Stated goal: How many lines in this data contain the string "pokytis"? Reply with the number only.

(Records that describe figures)

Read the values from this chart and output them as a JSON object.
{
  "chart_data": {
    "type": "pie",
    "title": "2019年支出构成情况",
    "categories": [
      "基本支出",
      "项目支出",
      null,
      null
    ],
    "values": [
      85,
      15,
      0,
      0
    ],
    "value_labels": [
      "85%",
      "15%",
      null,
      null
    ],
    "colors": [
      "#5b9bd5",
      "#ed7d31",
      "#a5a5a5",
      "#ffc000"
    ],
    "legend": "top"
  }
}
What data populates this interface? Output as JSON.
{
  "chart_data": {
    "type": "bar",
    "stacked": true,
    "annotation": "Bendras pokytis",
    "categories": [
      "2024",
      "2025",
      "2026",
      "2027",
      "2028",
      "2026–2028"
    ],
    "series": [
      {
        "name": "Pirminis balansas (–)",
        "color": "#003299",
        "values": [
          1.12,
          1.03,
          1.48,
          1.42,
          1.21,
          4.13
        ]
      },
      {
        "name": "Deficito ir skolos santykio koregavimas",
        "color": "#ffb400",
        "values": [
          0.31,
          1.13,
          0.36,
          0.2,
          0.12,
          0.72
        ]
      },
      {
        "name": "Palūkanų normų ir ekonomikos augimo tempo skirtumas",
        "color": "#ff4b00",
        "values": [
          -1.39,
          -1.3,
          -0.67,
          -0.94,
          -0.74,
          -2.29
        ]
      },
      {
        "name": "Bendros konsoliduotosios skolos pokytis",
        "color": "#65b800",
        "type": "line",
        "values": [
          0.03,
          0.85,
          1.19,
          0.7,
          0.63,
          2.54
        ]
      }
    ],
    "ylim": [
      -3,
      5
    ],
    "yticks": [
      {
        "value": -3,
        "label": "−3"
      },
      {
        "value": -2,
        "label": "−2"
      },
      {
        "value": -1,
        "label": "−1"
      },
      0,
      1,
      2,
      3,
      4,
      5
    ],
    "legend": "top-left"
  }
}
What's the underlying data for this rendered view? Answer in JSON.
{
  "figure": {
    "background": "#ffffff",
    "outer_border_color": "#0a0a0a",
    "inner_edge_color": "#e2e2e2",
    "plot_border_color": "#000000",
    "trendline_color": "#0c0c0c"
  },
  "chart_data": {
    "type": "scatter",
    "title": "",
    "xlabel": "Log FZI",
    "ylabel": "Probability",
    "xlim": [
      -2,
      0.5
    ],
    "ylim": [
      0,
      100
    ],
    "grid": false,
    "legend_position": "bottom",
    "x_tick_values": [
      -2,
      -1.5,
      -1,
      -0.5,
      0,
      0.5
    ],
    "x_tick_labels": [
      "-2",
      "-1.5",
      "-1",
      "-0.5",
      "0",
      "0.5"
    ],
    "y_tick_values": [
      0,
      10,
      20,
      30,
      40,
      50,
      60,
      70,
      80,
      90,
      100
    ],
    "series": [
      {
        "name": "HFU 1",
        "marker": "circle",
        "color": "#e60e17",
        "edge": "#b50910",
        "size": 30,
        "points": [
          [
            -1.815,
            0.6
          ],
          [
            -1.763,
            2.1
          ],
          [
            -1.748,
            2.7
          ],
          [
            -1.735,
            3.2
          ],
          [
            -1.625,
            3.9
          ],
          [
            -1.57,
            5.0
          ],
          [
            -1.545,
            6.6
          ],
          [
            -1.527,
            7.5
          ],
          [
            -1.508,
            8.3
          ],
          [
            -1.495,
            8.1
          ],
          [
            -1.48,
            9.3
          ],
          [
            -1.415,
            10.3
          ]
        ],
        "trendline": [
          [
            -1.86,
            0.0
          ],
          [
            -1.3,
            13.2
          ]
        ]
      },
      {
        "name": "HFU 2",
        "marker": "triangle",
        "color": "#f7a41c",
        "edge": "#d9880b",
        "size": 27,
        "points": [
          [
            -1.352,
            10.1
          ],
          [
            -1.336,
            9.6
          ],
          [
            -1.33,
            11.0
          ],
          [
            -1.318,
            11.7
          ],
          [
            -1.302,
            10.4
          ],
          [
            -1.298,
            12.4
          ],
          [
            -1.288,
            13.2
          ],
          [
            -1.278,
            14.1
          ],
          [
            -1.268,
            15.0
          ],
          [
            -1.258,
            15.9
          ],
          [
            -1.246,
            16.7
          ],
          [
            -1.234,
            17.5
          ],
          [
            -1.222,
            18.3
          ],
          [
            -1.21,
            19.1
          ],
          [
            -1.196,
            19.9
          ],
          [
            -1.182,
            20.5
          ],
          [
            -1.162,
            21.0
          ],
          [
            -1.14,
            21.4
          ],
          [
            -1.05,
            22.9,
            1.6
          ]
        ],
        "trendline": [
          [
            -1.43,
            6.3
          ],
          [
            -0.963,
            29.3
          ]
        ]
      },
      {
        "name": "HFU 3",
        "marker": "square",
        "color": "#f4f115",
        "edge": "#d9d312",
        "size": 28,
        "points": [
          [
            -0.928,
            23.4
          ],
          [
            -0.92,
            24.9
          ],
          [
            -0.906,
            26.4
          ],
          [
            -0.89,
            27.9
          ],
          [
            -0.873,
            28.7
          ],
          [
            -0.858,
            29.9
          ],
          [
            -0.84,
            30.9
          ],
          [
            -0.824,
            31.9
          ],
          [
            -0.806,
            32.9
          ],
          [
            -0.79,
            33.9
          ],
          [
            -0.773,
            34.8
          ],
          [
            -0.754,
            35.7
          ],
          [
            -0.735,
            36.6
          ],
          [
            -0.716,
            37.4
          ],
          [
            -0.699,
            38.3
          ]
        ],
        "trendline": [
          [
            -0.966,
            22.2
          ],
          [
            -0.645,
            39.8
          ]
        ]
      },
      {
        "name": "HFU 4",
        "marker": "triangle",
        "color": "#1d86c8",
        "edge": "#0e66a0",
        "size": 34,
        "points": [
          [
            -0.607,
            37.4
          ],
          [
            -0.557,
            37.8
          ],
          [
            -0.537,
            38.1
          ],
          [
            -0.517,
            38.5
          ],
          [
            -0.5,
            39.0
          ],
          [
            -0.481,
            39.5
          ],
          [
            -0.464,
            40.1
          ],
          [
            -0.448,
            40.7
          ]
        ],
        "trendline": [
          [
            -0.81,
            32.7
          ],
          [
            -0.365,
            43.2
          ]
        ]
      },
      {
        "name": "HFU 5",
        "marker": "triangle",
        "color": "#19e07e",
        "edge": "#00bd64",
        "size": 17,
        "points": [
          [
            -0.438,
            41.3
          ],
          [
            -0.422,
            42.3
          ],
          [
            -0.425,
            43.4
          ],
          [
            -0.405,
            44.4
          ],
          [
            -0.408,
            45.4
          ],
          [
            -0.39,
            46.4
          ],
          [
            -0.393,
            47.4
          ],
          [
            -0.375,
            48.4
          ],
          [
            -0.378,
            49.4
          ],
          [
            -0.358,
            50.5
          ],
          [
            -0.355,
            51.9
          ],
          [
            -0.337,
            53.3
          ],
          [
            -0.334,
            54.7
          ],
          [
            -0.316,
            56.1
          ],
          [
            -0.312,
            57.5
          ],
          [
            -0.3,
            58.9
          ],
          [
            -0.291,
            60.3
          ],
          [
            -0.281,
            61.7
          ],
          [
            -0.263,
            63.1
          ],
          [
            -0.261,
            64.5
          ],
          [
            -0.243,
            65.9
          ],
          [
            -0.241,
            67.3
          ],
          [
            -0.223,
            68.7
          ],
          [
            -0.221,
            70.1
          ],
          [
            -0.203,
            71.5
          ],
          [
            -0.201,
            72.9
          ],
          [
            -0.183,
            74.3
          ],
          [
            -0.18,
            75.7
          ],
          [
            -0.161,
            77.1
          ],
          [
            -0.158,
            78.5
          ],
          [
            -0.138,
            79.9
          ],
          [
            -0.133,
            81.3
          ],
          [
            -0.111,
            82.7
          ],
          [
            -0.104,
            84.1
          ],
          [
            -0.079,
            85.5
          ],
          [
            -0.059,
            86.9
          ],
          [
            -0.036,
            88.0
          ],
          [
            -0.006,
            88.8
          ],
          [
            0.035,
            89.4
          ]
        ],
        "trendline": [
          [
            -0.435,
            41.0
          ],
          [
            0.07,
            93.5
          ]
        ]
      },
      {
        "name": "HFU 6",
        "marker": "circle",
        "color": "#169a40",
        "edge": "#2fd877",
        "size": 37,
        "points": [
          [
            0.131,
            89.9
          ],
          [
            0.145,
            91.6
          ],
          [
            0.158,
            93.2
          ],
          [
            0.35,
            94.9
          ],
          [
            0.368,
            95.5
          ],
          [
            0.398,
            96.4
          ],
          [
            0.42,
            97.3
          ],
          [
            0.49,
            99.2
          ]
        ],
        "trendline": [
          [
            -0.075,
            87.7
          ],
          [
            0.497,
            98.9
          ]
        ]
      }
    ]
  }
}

Finished answer: 2